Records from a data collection
_ _ _ _ _ _ _
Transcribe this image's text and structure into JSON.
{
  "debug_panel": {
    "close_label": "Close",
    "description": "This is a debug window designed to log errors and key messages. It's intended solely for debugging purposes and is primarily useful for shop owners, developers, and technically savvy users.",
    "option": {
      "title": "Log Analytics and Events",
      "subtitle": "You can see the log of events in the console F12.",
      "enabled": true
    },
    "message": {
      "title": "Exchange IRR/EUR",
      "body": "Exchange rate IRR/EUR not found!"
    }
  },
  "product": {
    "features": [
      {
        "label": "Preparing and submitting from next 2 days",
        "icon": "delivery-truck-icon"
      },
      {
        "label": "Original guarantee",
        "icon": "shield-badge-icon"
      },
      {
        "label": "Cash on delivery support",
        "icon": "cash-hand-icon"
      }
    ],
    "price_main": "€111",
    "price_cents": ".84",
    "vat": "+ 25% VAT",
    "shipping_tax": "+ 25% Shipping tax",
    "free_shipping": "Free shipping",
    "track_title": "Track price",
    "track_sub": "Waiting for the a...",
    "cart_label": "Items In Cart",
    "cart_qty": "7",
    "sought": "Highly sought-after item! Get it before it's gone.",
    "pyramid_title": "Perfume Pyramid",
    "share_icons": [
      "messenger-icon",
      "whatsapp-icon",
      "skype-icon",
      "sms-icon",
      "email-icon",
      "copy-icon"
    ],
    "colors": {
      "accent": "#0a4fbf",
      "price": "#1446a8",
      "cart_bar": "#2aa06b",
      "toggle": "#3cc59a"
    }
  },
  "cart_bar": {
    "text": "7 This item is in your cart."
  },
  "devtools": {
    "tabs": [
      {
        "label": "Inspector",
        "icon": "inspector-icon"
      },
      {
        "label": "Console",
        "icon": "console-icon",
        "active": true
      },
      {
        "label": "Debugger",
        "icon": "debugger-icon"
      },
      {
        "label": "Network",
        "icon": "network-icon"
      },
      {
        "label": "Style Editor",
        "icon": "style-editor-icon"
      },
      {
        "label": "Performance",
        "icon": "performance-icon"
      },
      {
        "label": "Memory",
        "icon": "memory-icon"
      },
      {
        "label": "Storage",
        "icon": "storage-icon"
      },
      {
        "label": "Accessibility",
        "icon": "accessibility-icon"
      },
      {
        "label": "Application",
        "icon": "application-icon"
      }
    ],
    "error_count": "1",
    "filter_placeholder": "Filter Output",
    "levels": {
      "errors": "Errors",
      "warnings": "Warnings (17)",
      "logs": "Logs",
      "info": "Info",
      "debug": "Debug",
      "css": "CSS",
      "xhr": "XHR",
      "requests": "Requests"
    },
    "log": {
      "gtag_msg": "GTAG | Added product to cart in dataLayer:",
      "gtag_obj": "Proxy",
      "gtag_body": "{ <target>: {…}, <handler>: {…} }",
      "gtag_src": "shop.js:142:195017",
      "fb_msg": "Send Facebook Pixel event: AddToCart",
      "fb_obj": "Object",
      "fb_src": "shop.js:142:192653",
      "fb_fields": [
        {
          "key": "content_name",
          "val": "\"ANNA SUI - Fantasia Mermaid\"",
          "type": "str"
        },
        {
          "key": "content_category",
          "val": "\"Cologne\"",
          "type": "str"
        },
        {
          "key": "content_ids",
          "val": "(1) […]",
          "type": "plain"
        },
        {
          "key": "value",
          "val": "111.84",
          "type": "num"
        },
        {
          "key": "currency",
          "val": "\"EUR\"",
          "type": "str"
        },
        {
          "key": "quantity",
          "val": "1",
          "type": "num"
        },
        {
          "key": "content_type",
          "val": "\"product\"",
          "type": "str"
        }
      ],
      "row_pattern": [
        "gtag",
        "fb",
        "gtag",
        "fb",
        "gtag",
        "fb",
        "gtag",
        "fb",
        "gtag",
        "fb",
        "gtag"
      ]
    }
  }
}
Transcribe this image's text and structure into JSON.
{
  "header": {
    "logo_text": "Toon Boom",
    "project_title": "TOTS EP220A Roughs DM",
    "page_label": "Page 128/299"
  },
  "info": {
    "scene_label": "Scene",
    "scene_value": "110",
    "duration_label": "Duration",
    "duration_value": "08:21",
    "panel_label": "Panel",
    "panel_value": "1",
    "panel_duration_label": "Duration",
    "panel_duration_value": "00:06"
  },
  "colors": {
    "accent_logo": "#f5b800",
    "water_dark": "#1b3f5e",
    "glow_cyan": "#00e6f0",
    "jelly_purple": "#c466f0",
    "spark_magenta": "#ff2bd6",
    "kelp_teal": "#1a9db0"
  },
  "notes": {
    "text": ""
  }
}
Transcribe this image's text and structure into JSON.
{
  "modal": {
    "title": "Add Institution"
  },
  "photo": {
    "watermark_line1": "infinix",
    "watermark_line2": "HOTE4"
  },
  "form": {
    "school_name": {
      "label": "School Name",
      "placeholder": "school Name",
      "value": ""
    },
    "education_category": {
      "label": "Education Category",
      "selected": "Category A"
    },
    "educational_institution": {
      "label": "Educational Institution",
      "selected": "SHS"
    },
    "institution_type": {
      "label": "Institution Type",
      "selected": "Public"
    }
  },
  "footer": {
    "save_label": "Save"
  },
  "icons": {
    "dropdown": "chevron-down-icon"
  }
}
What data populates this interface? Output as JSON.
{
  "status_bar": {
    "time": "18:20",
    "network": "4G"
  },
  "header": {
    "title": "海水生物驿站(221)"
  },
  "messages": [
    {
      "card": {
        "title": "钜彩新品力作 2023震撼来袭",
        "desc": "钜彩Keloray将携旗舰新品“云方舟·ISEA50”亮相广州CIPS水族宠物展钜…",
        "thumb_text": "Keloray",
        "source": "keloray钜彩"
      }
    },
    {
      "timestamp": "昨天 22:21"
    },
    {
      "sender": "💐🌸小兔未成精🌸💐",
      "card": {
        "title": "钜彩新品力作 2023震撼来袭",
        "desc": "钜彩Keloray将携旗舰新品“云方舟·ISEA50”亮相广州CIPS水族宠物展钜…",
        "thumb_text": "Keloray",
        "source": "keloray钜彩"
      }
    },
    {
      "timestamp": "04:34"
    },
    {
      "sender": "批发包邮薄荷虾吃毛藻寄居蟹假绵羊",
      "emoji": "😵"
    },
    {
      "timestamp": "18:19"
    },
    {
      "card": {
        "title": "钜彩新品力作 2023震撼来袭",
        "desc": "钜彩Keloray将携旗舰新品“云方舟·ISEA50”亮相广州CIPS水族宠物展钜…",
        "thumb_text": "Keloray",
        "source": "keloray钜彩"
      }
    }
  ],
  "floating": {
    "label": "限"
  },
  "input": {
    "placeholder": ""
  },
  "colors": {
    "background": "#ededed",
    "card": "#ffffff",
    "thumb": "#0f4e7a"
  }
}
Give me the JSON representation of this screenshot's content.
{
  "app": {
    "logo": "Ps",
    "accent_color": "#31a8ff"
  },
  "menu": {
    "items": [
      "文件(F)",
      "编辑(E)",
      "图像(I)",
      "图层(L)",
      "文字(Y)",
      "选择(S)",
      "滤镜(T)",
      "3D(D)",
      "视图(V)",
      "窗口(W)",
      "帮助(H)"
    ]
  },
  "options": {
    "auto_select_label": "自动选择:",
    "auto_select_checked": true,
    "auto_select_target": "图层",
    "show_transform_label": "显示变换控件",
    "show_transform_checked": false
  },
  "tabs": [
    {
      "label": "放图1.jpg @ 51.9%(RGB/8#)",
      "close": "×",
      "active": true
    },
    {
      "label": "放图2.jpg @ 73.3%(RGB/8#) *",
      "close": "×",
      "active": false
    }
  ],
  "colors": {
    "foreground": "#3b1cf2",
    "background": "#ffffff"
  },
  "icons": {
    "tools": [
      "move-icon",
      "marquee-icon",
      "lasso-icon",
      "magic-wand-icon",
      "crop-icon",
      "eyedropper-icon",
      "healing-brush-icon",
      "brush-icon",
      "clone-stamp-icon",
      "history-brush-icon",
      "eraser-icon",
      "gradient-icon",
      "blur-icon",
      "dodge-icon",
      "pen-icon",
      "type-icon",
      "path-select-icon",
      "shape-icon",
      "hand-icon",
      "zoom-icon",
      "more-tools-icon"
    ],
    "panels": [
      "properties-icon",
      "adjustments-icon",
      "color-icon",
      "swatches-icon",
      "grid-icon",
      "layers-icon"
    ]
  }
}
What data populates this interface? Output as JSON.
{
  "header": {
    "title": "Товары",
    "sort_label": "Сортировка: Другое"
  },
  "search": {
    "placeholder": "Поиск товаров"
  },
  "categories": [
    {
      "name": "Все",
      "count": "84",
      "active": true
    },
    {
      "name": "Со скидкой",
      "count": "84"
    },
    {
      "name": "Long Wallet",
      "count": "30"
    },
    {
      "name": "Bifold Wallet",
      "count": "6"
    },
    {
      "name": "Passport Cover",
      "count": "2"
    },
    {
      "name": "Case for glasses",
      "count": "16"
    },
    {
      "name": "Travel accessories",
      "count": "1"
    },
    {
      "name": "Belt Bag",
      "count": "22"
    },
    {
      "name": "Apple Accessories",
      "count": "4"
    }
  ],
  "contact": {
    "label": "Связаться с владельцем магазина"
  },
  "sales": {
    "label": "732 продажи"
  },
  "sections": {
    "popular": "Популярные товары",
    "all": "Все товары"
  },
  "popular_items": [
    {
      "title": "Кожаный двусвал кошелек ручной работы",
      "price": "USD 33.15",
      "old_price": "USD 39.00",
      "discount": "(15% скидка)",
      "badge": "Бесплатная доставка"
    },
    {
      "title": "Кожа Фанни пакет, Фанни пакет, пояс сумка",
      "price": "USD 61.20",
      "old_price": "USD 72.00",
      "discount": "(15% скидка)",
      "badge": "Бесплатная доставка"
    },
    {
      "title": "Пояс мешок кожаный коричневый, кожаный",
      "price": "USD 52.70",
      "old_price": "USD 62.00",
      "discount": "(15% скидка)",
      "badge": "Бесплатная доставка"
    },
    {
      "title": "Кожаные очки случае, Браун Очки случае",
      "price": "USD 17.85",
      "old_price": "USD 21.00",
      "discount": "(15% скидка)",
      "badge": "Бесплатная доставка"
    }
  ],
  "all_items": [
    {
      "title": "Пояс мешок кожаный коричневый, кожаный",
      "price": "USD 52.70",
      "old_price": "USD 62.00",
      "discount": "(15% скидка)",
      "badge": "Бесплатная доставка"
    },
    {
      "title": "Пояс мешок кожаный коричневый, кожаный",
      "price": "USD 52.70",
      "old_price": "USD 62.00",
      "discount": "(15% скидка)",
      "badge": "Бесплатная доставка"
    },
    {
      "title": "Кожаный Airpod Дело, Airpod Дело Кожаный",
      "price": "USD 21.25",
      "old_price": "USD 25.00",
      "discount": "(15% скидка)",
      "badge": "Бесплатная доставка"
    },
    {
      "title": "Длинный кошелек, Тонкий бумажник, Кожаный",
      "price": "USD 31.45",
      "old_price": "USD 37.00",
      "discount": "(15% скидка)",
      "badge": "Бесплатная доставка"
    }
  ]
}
_ _ _ _ _ _ _
→ Exercise goal:
Check every line of the data above for the string "product", and copy those that have it.

→ Task response:
  "product": {
      "gtag_msg": "GTAG | Added product to cart in dataLayer:",
          "val": "\"product\"",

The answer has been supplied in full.